» **The request**
Skip any picture you find and retype all the remaining lines exactly.

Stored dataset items

Start

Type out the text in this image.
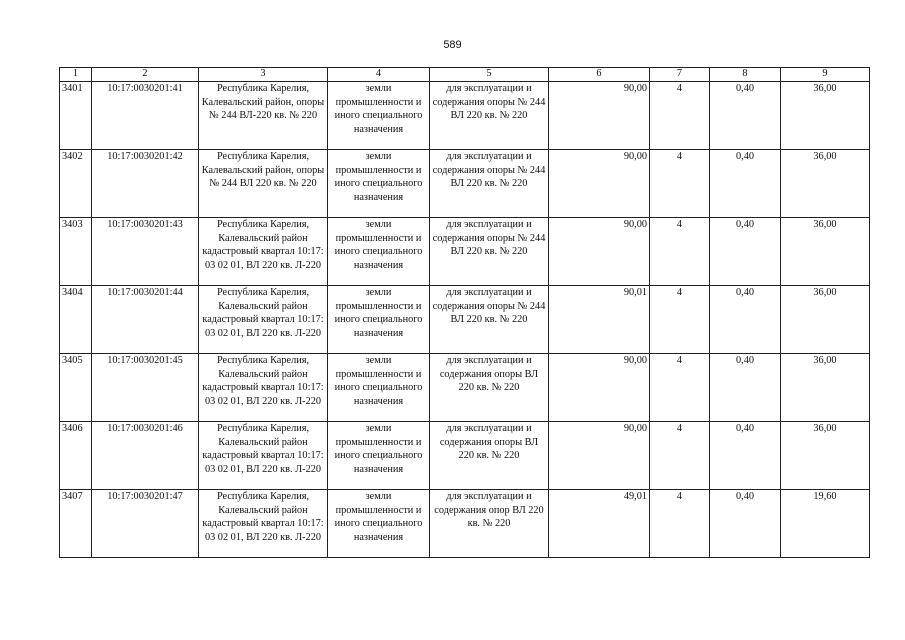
589
1	2	3	4	5	6	7	8	9
3401	10:17:0030201:41	Республика Карелия, Калевальский район, опоры № 244 ВЛ-220 кв. № 220	земли промышленности и иного специального назначения	для эксплуатации и содержания опоры № 244 ВЛ 220 кв. № 220	90,00	4	0,40	36,00
3402	10:17:0030201:42	Республика Карелия, Калевальский район, опоры № 244 ВЛ 220 кв. № 220	земли промышленности и иного специального назначения	для эксплуатации и содержания опоры № 244 ВЛ 220 кв. № 220	90,00	4	0,40	36,00
3403	10:17:0030201:43	Республика Карелия, Калевальский район кадастровый квартал 10:17: 03 02 01, ВЛ 220 кв. Л-220	земли промышленности и иного специального назначения	для эксплуатации и содержания опоры № 244 ВЛ 220 кв. № 220	90,00	4	0,40	36,00
3404	10:17:0030201:44	Республика Карелия, Калевальский район кадастровый квартал 10:17: 03 02 01, ВЛ 220 кв. Л-220	земли промышленности и иного специального назначения	для эксплуатации и содержания опоры № 244 ВЛ 220 кв. № 220	90,01	4	0,40	36,00
3405	10:17:0030201:45	Республика Карелия, Калевальский район кадастровый квартал 10:17: 03 02 01, ВЛ 220 кв. Л-220	земли промышленности и иного специального назначения	для эксплуатации и содержания опоры ВЛ 220 кв. № 220	90,00	4	0,40	36,00
3406	10:17:0030201:46	Республика Карелия, Калевальский район кадастровый квартал 10:17: 03 02 01, ВЛ 220 кв. Л-220	земли промышленности и иного специального назначения	для эксплуатации и содержания опоры ВЛ 220 кв. № 220	90,00	4	0,40	36,00
3407	10:17:0030201:47	Республика Карелия, Калевальский район кадастровый квартал 10:17: 03 02 01, ВЛ 220 кв. Л-220	земли промышленности и иного специального назначения	для эксплуатации и содержания опор ВЛ 220 кв. № 220	49,01	4	0,40	19,60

End

» **Answer to this task**
Type out the text in this image.
589
1	2	3	4	5	6	7	8	9
3401	10:17:0030201:41	Республика Карелия, Калевальский район, опоры № 244 ВЛ-220 кв. № 220	земли промышленности и иного специального назначения	для эксплуатации и содержания опоры № 244 ВЛ 220 кв. № 220	90,00	4	0,40	36,00
3402	10:17:0030201:42	Республика Карелия, Калевальский район, опоры № 244 ВЛ 220 кв. № 220	земли промышленности и иного специального назначения	для эксплуатации и содержания опоры № 244 ВЛ 220 кв. № 220	90,00	4	0,40	36,00
3403	10:17:0030201:43	Республика Карелия, Калевальский район кадастровый квартал 10:17: 03 02 01, ВЛ 220 кв. Л-220	земли промышленности и иного специального назначения	для эксплуатации и содержания опоры № 244 ВЛ 220 кв. № 220	90,00	4	0,40	36,00
3404	10:17:0030201:44	Республика Карелия, Калевальский район кадастровый квартал 10:17: 03 02 01, ВЛ 220 кв. Л-220	земли промышленности и иного специального назначения	для эксплуатации и содержания опоры № 244 ВЛ 220 кв. № 220	90,01	4	0,40	36,00
3405	10:17:0030201:45	Республика Карелия, Калевальский район кадастровый квартал 10:17: 03 02 01, ВЛ 220 кв. Л-220	земли промышленности и иного специального назначения	для эксплуатации и содержания опоры ВЛ 220 кв. № 220	90,00	4	0,40	36,00
3406	10:17:0030201:46	Республика Карелия, Калевальский район кадастровый квартал 10:17: 03 02 01, ВЛ 220 кв. Л-220	земли промышленности и иного специального назначения	для эксплуатации и содержания опоры ВЛ 220 кв. № 220	90,00	4	0,40	36,00
3407	10:17:0030201:47	Республика Карелия, Калевальский район кадастровый квартал 10:17: 03 02 01, ВЛ 220 кв. Л-220	земли промышленности и иного специального назначения	для эксплуатации и содержания опор ВЛ 220 кв. № 220	49,01	4	0,40	19,60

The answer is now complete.